Image records of document pages
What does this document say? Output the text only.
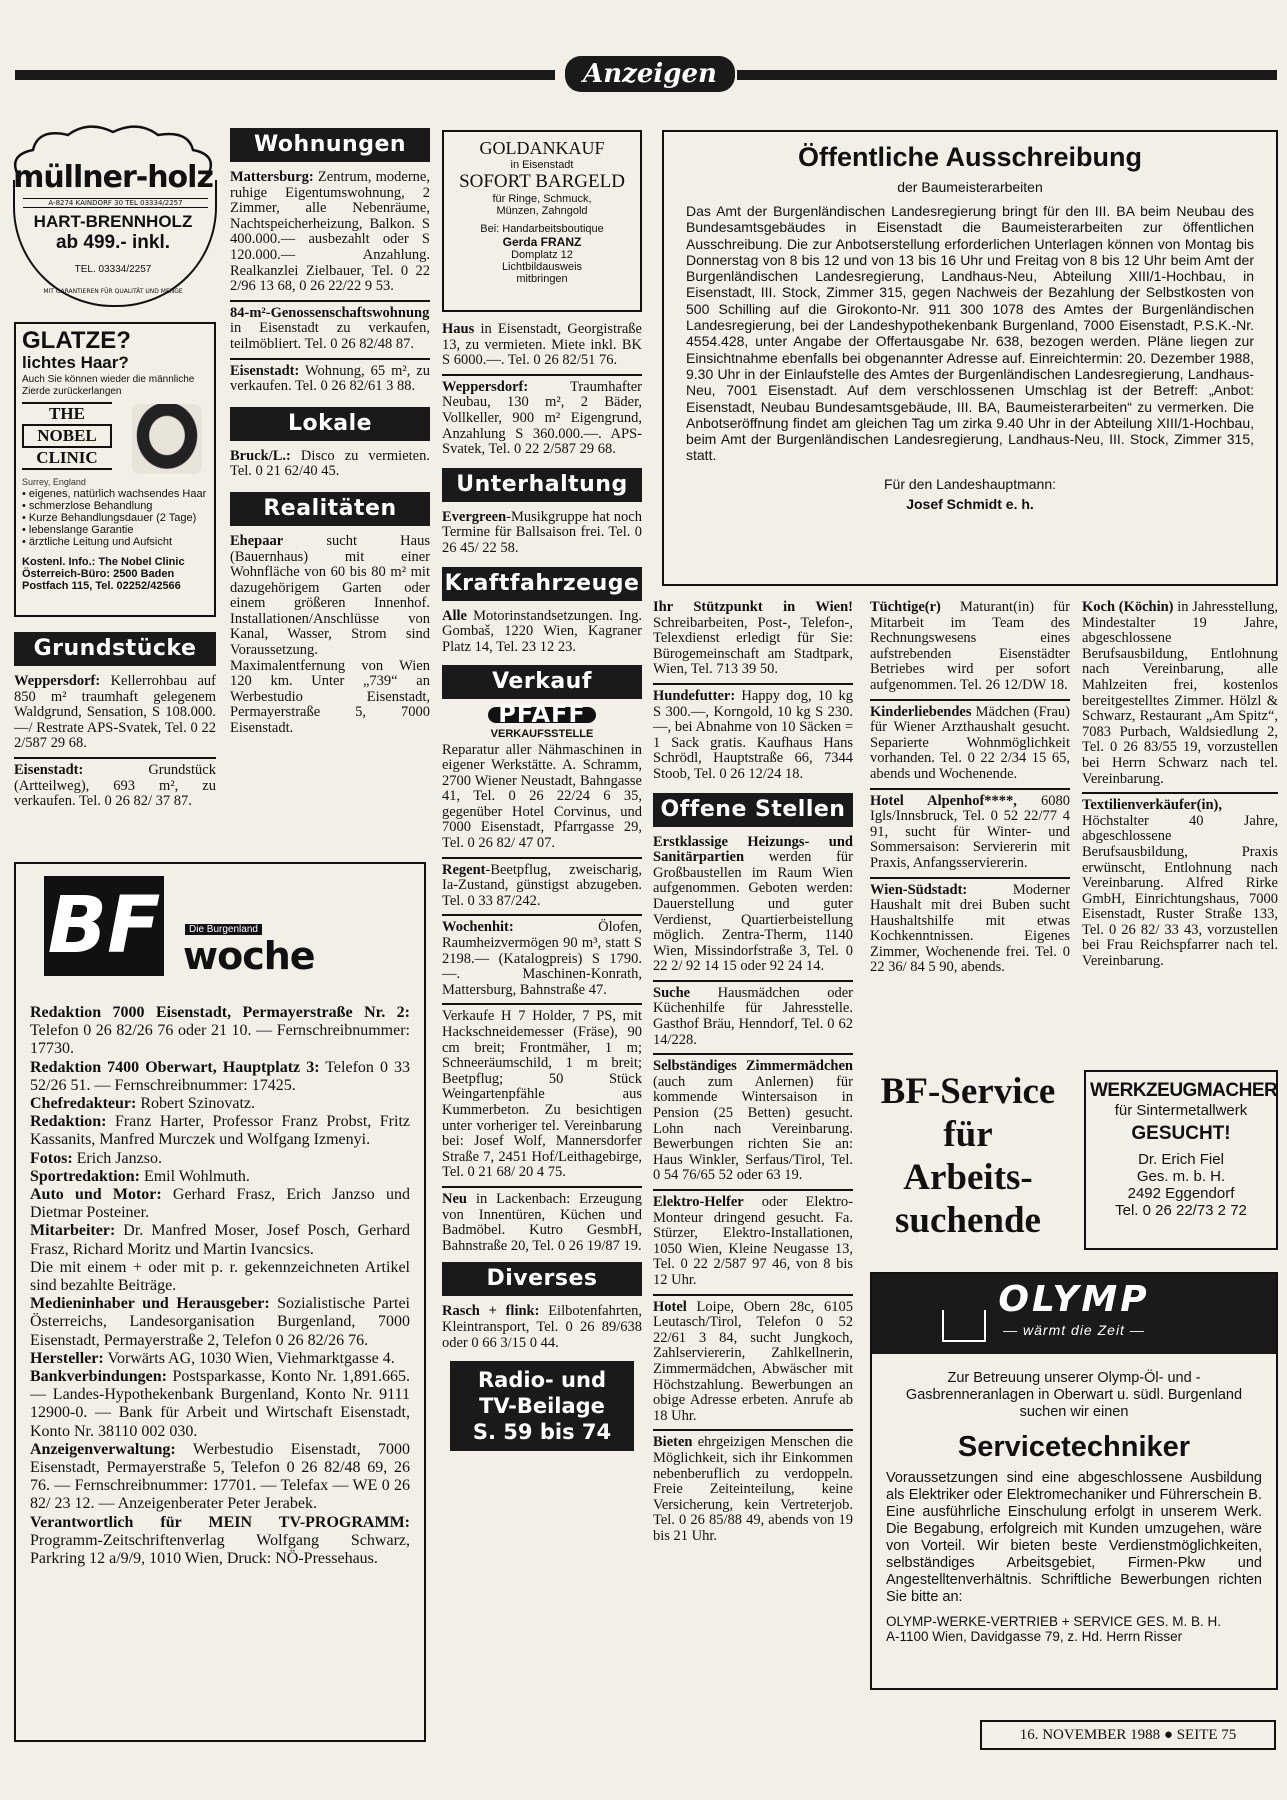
Anzeigen
müllner-holz
A-8274 KAINDORF 30 TEL 03334/2257
HART-BRENNHOLZ
ab 499.- inkl.
TEL. 03334/2257
MIT GARANTIEREN FÜR QUALITÄT UND MENGE
GLATZE?
lichtes Haar?
Auch Sie können wieder die männliche Zierde zurückerlangen
THE
NOBEL
CLINIC
Surrey, England
• eigenes, natürlich wachsendes Haar
• schmerzlose Behandlung
• Kurze Behandlungsdauer (2 Tage)
• lebenslange Garantie
• ärztliche Leitung und Aufsicht
Kostenl. Info.: The Nobel Clinic
Österreich-Büro: 2500 Baden
Postfach 115, Tel. 02252/42566
Grundstücke

Weppersdorf: Kellerrohbau auf 850 m² traumhaft gelegenem Waldgrund, Sensation, S 108.000.—/ Restrate APS-Svatek, Tel. 0 22 2/587 29 68.

Eisenstadt: Grundstück (Artteilweg), 693 m², zu verkaufen. Tel. 0 26 82/ 37 87.

BF	Die Burgenland
woche
Redaktion 7000 Eisenstadt, Permayerstraße Nr. 2: Telefon 0 26 82/26 76 oder 21 10. — Fernschreibnummer: 17730.
Redaktion 7400 Oberwart, Hauptplatz 3: Telefon 0 33 52/26 51. — Fernschreibnummer: 17425.
Chefredakteur: Robert Szinovatz.
Redaktion: Franz Harter, Professor Franz Probst, Fritz Kassanits, Manfred Murczek und Wolfgang Izmenyi.
Fotos: Erich Janzso.
Sportredaktion: Emil Wohlmuth.
Auto und Motor: Gerhard Frasz, Erich Janzso und Dietmar Posteiner.
Mitarbeiter: Dr. Manfred Moser, Josef Posch, Gerhard Frasz, Richard Moritz und Martin Ivancsics.
Die mit einem + oder mit p. r. gekennzeichneten Artikel sind bezahlte Beiträge.
Medieninhaber und Herausgeber: Sozialistische Partei Österreichs, Landesorganisation Burgenland, 7000 Eisenstadt, Permayerstraße 2, Telefon 0 26 82/26 76.
Hersteller: Vorwärts AG, 1030 Wien, Viehmarktgasse 4.
Bankverbindungen: Postsparkasse, Konto Nr. 1,891.665. — Landes-Hypothekenbank Burgenland, Konto Nr. 9111 12900-0. — Bank für Arbeit und Wirtschaft Eisenstadt, Konto Nr. 38110 002 030.
Anzeigenverwaltung: Werbestudio Eisenstadt, 7000 Eisenstadt, Permayerstraße 5, Telefon 0 26 82/48 69, 26 76. — Fernschreibnummer: 17701. — Telefax — WE 0 26 82/ 23 12. — Anzeigenberater Peter Jerabek.
Verantwortlich für MEIN TV-PROGRAMM: Programm-Zeitschriftenverlag Wolfgang Schwarz, Parkring 12 a/9/9, 1010 Wien, Druck: NÖ-Pressehaus.
Wohnungen

Mattersburg: Zentrum, moderne, ruhige Eigentumswohnung, 2 Zimmer, alle Nebenräume, Nachtspeicherheizung, Balkon. S 400.000.— ausbezahlt oder S 120.000.— Anzahlung. Realkanzlei Zielbauer, Tel. 0 22 2/96 13 68, 0 26 22/22 9 53.

84-m²-Genossenschaftswohnung in Eisenstadt zu verkaufen, teilmöbliert. Tel. 0 26 82/48 87.

Eisenstadt: Wohnung, 65 m², zu verkaufen. Tel. 0 26 82/61 3 88.

Lokale

Bruck/L.: Disco zu vermieten. Tel. 0 21 62/40 45.

Realitäten

Ehepaar sucht Haus (Bauernhaus) mit einer Wohnfläche von 60 bis 80 m² mit dazugehörigem Garten oder einem größeren Innenhof. Installationen/Anschlüsse von Kanal, Wasser, Strom sind Voraussetzung. Maximalentfernung von Wien 120 km. Unter „739“ an Werbestudio Eisenstadt, Permayerstraße 5, 7000 Eisenstadt.

GOLDANKAUF
in Eisenstadt
SOFORT BARGELD
für Ringe, Schmuck, Münzen, Zahngold
Bei: Handarbeitsboutique
Gerda FRANZ
Domplatz 12
Lichtbildausweis mitbringen

Haus in Eisenstadt, Georgistraße 13, zu vermieten. Miete inkl. BK S 6000.—. Tel. 0 26 82/51 76.

Weppersdorf: Traumhafter Neubau, 130 m², 2 Bäder, Vollkeller, 900 m² Eigengrund, Anzahlung S 360.000.—. APS-Svatek, Tel. 0 22 2/587 29 68.

Unterhaltung

Evergreen-Musikgruppe hat noch Termine für Ballsaison frei. Tel. 0 26 45/ 22 58.

Kraftfahrzeuge

Alle Motorinstandsetzungen. Ing. Gombaš, 1220 Wien, Kagraner Platz 14, Tel. 23 12 23.

Verkauf
PFAFF
VERKAUFSSTELLE

Reparatur aller Nähmaschinen in eigener Werkstätte. A. Schramm, 2700 Wiener Neustadt, Bahngasse 41, Tel. 0 26 22/24 6 35, gegenüber Hotel Corvinus, und 7000 Eisenstadt, Pfarrgasse 29, Tel. 0 26 82/ 47 07.

Regent-Beetpflug, zweischarig, Ia-Zustand, günstigst abzugeben. Tel. 0 33 87/242.

Wochenhit: Ölofen, Raumheizvermögen 90 m³, statt S 2198.— (Katalogpreis) S 1790.—. Maschinen-Konrath, Mattersburg, Bahnstraße 47.

Verkaufe H 7 Holder, 7 PS, mit Hackschneidemesser (Fräse), 90 cm breit; Frontmäher, 1 m; Schneeräumschild, 1 m breit; Beetpflug; 50 Stück Weingartenpfähle aus Kummerbeton. Zu besichtigen unter vorheriger tel. Vereinbarung bei: Josef Wolf, Mannersdorfer Straße 7, 2451 Hof/Leithagebirge, Tel. 0 21 68/ 20 4 75.

Neu in Lackenbach: Erzeugung von Innentüren, Küchen und Badmöbel. Kutro GesmbH, Bahnstraße 20, Tel. 0 26 19/87 19.

Diverses

Rasch + flink: Eilbotenfahrten, Kleintransport, Tel. 0 26 89/638 oder 0 66 3/15 0 44.

Radio- und
TV-Beilage
S. 59 bis 74
Öffentliche Ausschreibung
der Baumeisterarbeiten
Das Amt der Burgenländischen Landesregierung bringt für den III. BA beim Neubau des Bundesamtsgebäudes in Eisenstadt die Baumeisterarbeiten zur öffentlichen Ausschreibung. Die zur Anbotserstellung erforderlichen Unterlagen können von Montag bis Donnerstag von 8 bis 12 und von 13 bis 16 Uhr und Freitag von 8 bis 12 Uhr beim Amt der Burgenländischen Landesregierung, Landhaus-Neu, Abteilung XIII/1-Hochbau, in Eisenstadt, III. Stock, Zimmer 315, gegen Nachweis der Bezahlung der Selbstkosten von 500 Schilling auf die Girokonto-Nr. 911 300 1078 des Amtes der Burgenländischen Landesregierung, bei der Landeshypothekenbank Burgenland, 7000 Eisenstadt, P.S.K.-Nr. 4554.428, unter Angabe der Offertausgabe Nr. 638, bezogen werden. Pläne liegen zur Einsichtnahme ebenfalls bei obgenannter Adresse auf. Einreichtermin: 20. Dezember 1988, 9.30 Uhr in der Einlaufstelle des Amtes der Burgenländischen Landesregierung, Landhaus-Neu, 7001 Eisenstadt. Auf dem verschlossenen Umschlag ist der Betreff: „Anbot: Eisenstadt, Neubau Bundesamtsgebäude, III. BA, Baumeisterarbeiten“ zu vermerken. Die Anbotseröffnung findet am gleichen Tag um zirka 9.40 Uhr in der Abteilung XIII/1-Hochbau, beim Amt der Burgenländischen Landesregierung, Landhaus-Neu, III. Stock, Zimmer 315, statt.
Für den Landeshauptmann:
Josef Schmidt e. h.

Ihr Stützpunkt in Wien! Schreibarbeiten, Post-, Telefon-, Telexdienst erledigt für Sie: Bürogemeinschaft am Stadtpark, Wien, Tel. 713 39 50.

Hundefutter: Happy dog, 10 kg S 300.—, Korngold, 10 kg S 230.—, bei Abnahme von 10 Säcken = 1 Sack gratis. Kaufhaus Hans Schrödl, Hauptstraße 66, 7344 Stoob, Tel. 0 26 12/24 18.

Offene Stellen

Erstklassige Heizungs- und Sanitärpartien werden für Großbaustellen im Raum Wien aufgenommen. Geboten werden: Dauerstellung und guter Verdienst, Quartierbeistellung möglich. Zentra-Therm, 1140 Wien, Missindorfstraße 3, Tel. 0 22 2/ 92 14 15 oder 92 24 14.

Suche Hausmädchen oder Küchenhilfe für Jahresstelle. Gasthof Bräu, Henndorf, Tel. 0 62 14/228.

Selbständiges Zimmermädchen (auch zum Anlernen) für kommende Wintersaison in Pension (25 Betten) gesucht. Lohn nach Vereinbarung. Bewerbungen richten Sie an: Haus Winkler, Serfaus/Tirol, Tel. 0 54 76/65 52 oder 63 19.

Elektro-Helfer oder Elektro-Monteur dringend gesucht. Fa. Stürzer, Elektro-Installationen, 1050 Wien, Kleine Neugasse 13, Tel. 0 22 2/587 97 46, von 8 bis 12 Uhr.

Hotel Loipe, Obern 28c, 6105 Leutasch/Tirol, Telefon 0 52 22/61 3 84, sucht Jungkoch, Zahlserviererin, Zahlkellnerin, Zimmermädchen, Abwäscher mit Höchstzahlung. Bewerbungen an obige Adresse erbeten. Anrufe ab 18 Uhr.

Bieten ehrgeizigen Menschen die Möglichkeit, sich ihr Einkommen nebenberuflich zu verdoppeln. Freie Zeiteinteilung, keine Versicherung, kein Vertreterjob. Tel. 0 26 85/88 49, abends von 19 bis 21 Uhr.

Tüchtige(r) Maturant(in) für Mitarbeit im Team des Rechnungswesens eines aufstrebenden Eisenstädter Betriebes wird per sofort aufgenommen. Tel. 26 12/DW 18.

Kinderliebendes Mädchen (Frau) für Wiener Arzthaushalt gesucht. Separierte Wohnmöglichkeit vorhanden. Tel. 0 22 2/34 15 65, abends und Wochenende.

Hotel Alpenhof****, 6080 Igls/Innsbruck, Tel. 0 52 22/77 4 91, sucht für Winter- und Sommersaison: Serviererin mit Praxis, Anfangsserviererin.

Wien-Südstadt: Moderner Haushalt mit drei Buben sucht Haushaltshilfe mit etwas Kochkenntnissen. Eigenes Zimmer, Wochenende frei. Tel. 0 22 36/ 84 5 90, abends.

Koch (Köchin) in Jahresstellung, Mindestalter 19 Jahre, abgeschlossene Berufsausbildung, Entlohnung nach Vereinbarung, alle Mahlzeiten frei, kostenlos bereitgestelltes Zimmer. Hölzl & Schwarz, Restaurant „Am Spitz“, 7083 Purbach, Waldsiedlung 2, Tel. 0 26 83/55 19, vorzustellen bei Herrn Schwarz nach tel. Vereinbarung.

Textilienverkäufer(in), Höchstalter 40 Jahre, abgeschlossene Berufsausbildung, Praxis erwünscht, Entlohnung nach Vereinbarung. Alfred Rirke GmbH, Einrichtungshaus, 7000 Eisenstadt, Ruster Straße 133, Tel. 0 26 82/ 33 43, vorzustellen bei Frau Reichspfarrer nach tel. Vereinbarung.

BF-Service
für
Arbeits-
suchende
WERKZEUGMACHER
für Sintermetallwerk
GESUCHT!
Dr. Erich Fiel
Ges. m. b. H.
2492 Eggendorf
Tel. 0 26 22/73 2 72
OLYMP
— wärmt die Zeit —
Zur Betreuung unserer Olymp-Öl- und -Gasbrenneranlagen in Oberwart u. südl. Burgenland suchen wir einen
Servicetechniker
Voraussetzungen sind eine abgeschlossene Ausbildung als Elektriker oder Elektromechaniker und Führerschein B. Eine ausführliche Einschulung erfolgt in unserem Werk. Die Begabung, erfolgreich mit Kunden umzugehen, wäre von Vorteil. Wir bieten beste Verdienstmöglichkeiten, selbständiges Arbeitsgebiet, Firmen-Pkw und Angestelltenverhältnis. Schriftliche Bewerbungen richten Sie bitte an:
OLYMP-WERKE-VERTRIEB + SERVICE GES. M. B. H.
A-1100 Wien, Davidgasse 79, z. Hd. Herrn Risser
16. NOVEMBER 1988 ● SEITE 75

Work to be completed: Scan the data above for the string "Bewerbungen" and copy each line where it appears.

Response area:
Selbständiges Zimmermädchen (auch zum Anlernen) für kommende Wintersaison in Pension (25 Betten) gesucht. Lohn nach Vereinbarung. Bewerbungen richten Sie an: Haus Winkler, Serfaus/Tirol, Tel. 0 54 76/65 52 oder 63 19.
Hotel Loipe, Obern 28c, 6105 Leutasch/Tirol, Telefon 0 52 22/61 3 84, sucht Jungkoch, Zahlserviererin, Zahlkellnerin, Zimmermädchen, Abwäscher mit Höchstzahlung. Bewerbungen an obige Adresse erbeten. Anrufe ab 18 Uhr.
Voraussetzungen sind eine abgeschlossene Ausbildung als Elektriker oder Elektromechaniker und Führerschein B. Eine ausführliche Einschulung erfolgt in unserem Werk. Die Begabung, erfolgreich mit Kunden umzugehen, wäre von Vorteil. Wir bieten beste Verdienstmöglichkeiten, selbständiges Arbeitsgebiet, Firmen-Pkw und Angestelltenverhältnis. Schriftliche Bewerbungen richten Sie bitte an:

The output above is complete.